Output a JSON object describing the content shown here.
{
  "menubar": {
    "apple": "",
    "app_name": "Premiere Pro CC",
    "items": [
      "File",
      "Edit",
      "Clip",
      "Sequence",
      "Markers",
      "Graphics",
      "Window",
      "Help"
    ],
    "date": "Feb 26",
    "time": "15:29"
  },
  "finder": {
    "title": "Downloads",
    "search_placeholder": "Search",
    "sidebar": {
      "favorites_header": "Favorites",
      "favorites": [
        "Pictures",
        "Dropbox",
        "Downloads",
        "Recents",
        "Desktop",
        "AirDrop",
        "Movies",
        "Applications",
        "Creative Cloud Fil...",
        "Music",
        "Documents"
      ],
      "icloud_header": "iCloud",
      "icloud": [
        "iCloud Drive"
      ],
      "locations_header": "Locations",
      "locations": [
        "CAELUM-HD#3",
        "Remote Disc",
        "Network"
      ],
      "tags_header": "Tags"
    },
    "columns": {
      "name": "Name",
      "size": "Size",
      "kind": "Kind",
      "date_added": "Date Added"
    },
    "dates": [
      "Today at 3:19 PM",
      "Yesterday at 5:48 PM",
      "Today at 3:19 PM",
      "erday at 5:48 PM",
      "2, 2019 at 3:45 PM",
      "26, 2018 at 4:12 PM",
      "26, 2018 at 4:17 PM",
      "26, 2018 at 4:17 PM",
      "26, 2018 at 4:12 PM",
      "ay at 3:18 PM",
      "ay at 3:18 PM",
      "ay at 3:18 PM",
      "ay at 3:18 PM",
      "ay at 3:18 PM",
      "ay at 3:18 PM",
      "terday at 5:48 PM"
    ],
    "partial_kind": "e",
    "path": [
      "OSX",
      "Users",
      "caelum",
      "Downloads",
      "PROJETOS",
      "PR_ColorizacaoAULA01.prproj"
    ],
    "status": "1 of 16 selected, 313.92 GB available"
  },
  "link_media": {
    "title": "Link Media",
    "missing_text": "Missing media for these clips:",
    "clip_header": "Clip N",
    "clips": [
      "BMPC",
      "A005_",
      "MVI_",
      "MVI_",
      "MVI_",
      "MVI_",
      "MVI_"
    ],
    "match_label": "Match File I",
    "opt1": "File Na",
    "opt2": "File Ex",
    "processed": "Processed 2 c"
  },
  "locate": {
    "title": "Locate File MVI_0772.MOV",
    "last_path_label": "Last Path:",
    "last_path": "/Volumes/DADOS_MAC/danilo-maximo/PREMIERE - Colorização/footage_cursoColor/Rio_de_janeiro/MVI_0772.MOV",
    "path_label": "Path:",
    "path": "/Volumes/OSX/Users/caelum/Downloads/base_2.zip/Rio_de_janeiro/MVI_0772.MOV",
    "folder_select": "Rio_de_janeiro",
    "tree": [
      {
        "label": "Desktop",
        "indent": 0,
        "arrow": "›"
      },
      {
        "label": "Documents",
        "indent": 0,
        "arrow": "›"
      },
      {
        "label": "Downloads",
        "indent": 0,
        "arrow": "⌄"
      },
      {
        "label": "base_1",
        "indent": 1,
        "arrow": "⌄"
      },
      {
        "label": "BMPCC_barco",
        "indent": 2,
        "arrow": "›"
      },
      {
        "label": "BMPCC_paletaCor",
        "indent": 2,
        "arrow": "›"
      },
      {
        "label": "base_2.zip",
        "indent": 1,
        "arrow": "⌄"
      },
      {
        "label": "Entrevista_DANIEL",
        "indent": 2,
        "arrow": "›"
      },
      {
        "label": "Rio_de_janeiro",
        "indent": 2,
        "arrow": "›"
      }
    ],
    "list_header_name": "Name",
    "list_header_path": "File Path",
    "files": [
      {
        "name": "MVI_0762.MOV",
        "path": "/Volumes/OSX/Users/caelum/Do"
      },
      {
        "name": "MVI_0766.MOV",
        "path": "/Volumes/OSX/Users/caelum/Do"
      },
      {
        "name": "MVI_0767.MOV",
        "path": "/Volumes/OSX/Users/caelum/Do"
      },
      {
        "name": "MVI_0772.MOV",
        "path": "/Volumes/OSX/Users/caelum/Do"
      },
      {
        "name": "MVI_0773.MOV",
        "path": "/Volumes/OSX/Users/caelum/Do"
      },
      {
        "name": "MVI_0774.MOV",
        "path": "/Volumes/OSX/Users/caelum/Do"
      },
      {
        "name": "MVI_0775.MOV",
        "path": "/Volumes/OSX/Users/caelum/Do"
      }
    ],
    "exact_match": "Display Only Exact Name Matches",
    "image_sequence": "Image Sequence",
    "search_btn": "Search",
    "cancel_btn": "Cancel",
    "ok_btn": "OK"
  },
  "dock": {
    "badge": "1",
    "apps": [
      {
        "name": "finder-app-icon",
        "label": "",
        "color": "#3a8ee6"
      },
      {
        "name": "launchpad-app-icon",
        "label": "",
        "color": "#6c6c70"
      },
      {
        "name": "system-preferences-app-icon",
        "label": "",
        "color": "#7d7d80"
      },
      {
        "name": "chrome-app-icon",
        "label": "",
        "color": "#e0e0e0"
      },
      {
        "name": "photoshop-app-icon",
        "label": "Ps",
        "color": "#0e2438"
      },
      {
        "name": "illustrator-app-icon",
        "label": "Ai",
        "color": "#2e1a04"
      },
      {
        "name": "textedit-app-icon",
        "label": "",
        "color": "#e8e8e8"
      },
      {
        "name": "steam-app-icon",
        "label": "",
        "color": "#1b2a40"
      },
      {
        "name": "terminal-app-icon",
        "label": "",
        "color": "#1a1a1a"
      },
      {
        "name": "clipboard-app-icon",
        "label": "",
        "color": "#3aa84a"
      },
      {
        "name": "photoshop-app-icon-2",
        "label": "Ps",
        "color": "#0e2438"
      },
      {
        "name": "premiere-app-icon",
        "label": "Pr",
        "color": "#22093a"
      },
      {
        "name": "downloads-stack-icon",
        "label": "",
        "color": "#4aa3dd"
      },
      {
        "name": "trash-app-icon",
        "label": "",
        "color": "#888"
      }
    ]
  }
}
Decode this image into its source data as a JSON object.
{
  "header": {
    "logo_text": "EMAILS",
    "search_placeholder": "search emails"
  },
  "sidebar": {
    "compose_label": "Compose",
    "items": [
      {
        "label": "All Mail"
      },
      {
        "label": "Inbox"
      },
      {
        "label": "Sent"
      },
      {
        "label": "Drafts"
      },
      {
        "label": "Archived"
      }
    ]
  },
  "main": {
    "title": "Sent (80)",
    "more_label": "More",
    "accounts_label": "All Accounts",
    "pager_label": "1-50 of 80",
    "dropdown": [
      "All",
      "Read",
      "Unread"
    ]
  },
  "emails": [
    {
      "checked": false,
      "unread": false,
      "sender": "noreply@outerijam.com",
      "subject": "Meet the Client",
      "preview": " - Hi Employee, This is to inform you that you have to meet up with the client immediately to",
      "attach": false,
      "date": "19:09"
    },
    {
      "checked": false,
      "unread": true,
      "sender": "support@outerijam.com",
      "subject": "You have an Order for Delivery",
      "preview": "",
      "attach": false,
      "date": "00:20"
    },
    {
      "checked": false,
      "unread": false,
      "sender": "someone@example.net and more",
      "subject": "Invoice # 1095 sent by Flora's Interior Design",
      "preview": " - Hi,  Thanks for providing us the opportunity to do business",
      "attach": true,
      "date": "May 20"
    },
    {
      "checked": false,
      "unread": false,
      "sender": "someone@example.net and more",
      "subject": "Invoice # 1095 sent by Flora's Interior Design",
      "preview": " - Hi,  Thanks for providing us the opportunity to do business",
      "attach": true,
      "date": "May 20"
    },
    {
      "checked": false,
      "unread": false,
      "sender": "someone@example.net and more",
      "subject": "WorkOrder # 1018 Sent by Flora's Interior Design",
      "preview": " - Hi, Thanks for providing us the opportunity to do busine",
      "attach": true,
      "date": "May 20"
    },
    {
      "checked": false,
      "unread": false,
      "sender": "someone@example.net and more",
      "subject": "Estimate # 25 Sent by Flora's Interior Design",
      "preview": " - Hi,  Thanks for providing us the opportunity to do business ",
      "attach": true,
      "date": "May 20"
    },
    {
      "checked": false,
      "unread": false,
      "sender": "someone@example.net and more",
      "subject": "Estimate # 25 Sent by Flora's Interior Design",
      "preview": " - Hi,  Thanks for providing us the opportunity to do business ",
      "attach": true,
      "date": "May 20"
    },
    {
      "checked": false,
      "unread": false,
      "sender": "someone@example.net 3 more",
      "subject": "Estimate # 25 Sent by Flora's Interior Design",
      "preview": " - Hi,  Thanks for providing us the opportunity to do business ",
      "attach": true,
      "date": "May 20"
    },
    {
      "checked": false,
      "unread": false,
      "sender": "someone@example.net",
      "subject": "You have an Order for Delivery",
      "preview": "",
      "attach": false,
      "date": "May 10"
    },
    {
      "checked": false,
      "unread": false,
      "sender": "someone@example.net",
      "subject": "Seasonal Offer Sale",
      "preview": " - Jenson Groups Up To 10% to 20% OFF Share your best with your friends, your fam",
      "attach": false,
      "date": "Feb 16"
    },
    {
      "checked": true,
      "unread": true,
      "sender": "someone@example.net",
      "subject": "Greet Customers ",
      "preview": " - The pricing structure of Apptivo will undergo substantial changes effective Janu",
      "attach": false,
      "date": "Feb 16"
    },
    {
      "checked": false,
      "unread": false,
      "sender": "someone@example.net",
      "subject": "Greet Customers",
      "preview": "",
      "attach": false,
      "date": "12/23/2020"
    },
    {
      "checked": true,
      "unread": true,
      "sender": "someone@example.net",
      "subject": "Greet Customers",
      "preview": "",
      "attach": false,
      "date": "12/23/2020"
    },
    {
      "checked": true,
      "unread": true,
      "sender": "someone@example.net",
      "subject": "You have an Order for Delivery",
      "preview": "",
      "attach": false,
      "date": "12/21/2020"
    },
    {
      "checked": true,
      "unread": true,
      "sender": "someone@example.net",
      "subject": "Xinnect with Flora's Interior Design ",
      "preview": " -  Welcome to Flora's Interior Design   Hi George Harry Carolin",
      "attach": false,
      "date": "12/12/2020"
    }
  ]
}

====

▸ THE EXERCISE:
Copy out all lines above that include the string "JSON".

▸ SOLUTION TO THIS TASK:
Output a JSON object describing the content shown here.
Decode this image into its source data as a JSON object.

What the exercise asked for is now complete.